─── Records provided

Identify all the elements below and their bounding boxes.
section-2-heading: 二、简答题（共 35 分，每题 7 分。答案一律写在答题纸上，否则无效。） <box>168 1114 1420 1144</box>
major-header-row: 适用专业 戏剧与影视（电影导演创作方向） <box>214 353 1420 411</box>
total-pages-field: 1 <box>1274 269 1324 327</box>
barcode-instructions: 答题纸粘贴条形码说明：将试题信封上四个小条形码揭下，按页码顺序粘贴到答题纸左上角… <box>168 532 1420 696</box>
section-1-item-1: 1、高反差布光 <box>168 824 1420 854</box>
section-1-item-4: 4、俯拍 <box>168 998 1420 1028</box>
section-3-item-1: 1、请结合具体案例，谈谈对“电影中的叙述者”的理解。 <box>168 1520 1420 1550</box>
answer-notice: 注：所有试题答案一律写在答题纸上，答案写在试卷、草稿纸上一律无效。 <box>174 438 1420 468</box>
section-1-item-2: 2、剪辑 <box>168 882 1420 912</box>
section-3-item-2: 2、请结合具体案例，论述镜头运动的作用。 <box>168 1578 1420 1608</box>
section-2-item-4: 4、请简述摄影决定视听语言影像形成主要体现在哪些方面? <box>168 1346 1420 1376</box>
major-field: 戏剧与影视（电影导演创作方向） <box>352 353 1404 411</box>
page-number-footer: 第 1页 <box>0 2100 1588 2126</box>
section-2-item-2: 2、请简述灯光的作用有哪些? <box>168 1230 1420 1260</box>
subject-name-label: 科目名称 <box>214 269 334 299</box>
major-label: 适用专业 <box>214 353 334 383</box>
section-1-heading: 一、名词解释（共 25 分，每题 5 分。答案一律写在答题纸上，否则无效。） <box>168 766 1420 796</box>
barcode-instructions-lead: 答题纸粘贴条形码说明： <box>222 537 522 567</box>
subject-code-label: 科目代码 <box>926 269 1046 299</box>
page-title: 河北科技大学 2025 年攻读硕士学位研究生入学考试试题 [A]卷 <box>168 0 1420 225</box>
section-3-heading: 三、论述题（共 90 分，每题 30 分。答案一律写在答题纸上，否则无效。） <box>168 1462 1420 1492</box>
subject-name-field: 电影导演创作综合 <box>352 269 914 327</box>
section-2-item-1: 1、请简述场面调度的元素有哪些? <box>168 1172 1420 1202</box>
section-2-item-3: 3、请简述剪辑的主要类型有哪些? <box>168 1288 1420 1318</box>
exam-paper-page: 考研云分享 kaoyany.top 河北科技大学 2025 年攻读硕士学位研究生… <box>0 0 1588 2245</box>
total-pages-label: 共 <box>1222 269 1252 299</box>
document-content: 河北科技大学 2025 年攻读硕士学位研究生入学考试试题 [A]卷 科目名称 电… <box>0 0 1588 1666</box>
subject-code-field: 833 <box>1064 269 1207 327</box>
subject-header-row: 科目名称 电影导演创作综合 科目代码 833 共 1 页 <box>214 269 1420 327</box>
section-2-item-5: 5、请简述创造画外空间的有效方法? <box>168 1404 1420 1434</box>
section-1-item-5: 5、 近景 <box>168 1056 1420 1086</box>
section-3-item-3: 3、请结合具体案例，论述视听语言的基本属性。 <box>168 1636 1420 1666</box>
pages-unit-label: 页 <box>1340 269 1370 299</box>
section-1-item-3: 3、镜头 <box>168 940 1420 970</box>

──────

> [Exercise aim]:
Rewrite all the records above, putting "value" wherever "field" appears and leaving everything else unchanged.

> [Output below]:
Identify all the elements below and their bounding boxes.
section-2-heading: 二、简答题（共 35 分，每题 7 分。答案一律写在答题纸上，否则无效。） <box>168 1114 1420 1144</box>
major-header-row: 适用专业 戏剧与影视（电影导演创作方向） <box>214 353 1420 411</box>
total-pages-value: 1 <box>1274 269 1324 327</box>
barcode-instructions: 答题纸粘贴条形码说明：将试题信封上四个小条形码揭下，按页码顺序粘贴到答题纸左上角… <box>168 532 1420 696</box>
section-1-item-1: 1、高反差布光 <box>168 824 1420 854</box>
section-1-item-4: 4、俯拍 <box>168 998 1420 1028</box>
section-3-item-1: 1、请结合具体案例，谈谈对“电影中的叙述者”的理解。 <box>168 1520 1420 1550</box>
answer-notice: 注：所有试题答案一律写在答题纸上，答案写在试卷、草稿纸上一律无效。 <box>174 438 1420 468</box>
section-1-item-2: 2、剪辑 <box>168 882 1420 912</box>
section-3-item-2: 2、请结合具体案例，论述镜头运动的作用。 <box>168 1578 1420 1608</box>
section-2-item-4: 4、请简述摄影决定视听语言影像形成主要体现在哪些方面? <box>168 1346 1420 1376</box>
major-value: 戏剧与影视（电影导演创作方向） <box>352 353 1404 411</box>
page-number-footer: 第 1页 <box>0 2100 1588 2126</box>
section-2-item-2: 2、请简述灯光的作用有哪些? <box>168 1230 1420 1260</box>
subject-name-label: 科目名称 <box>214 269 334 299</box>
major-label: 适用专业 <box>214 353 334 383</box>
section-1-heading: 一、名词解释（共 25 分，每题 5 分。答案一律写在答题纸上，否则无效。） <box>168 766 1420 796</box>
barcode-instructions-lead: 答题纸粘贴条形码说明： <box>222 537 522 567</box>
subject-code-label: 科目代码 <box>926 269 1046 299</box>
page-title: 河北科技大学 2025 年攻读硕士学位研究生入学考试试题 [A]卷 <box>168 0 1420 225</box>
section-3-heading: 三、论述题（共 90 分，每题 30 分。答案一律写在答题纸上，否则无效。） <box>168 1462 1420 1492</box>
subject-name-value: 电影导演创作综合 <box>352 269 914 327</box>
section-2-item-1: 1、请简述场面调度的元素有哪些? <box>168 1172 1420 1202</box>
section-2-item-3: 3、请简述剪辑的主要类型有哪些? <box>168 1288 1420 1318</box>
exam-paper-page: 考研云分享 kaoyany.top 河北科技大学 2025 年攻读硕士学位研究生… <box>0 0 1588 2245</box>
total-pages-label: 共 <box>1222 269 1252 299</box>
document-content: 河北科技大学 2025 年攻读硕士学位研究生入学考试试题 [A]卷 科目名称 电… <box>0 0 1588 1666</box>
subject-code-value: 833 <box>1064 269 1207 327</box>
subject-header-row: 科目名称 电影导演创作综合 科目代码 833 共 1 页 <box>214 269 1420 327</box>
section-2-item-5: 5、请简述创造画外空间的有效方法? <box>168 1404 1420 1434</box>
section-1-item-5: 5、 近景 <box>168 1056 1420 1086</box>
section-3-item-3: 3、请结合具体案例，论述视听语言的基本属性。 <box>168 1636 1420 1666</box>
pages-unit-label: 页 <box>1340 269 1370 299</box>
section-1-item-3: 3、镜头 <box>168 940 1420 970</box>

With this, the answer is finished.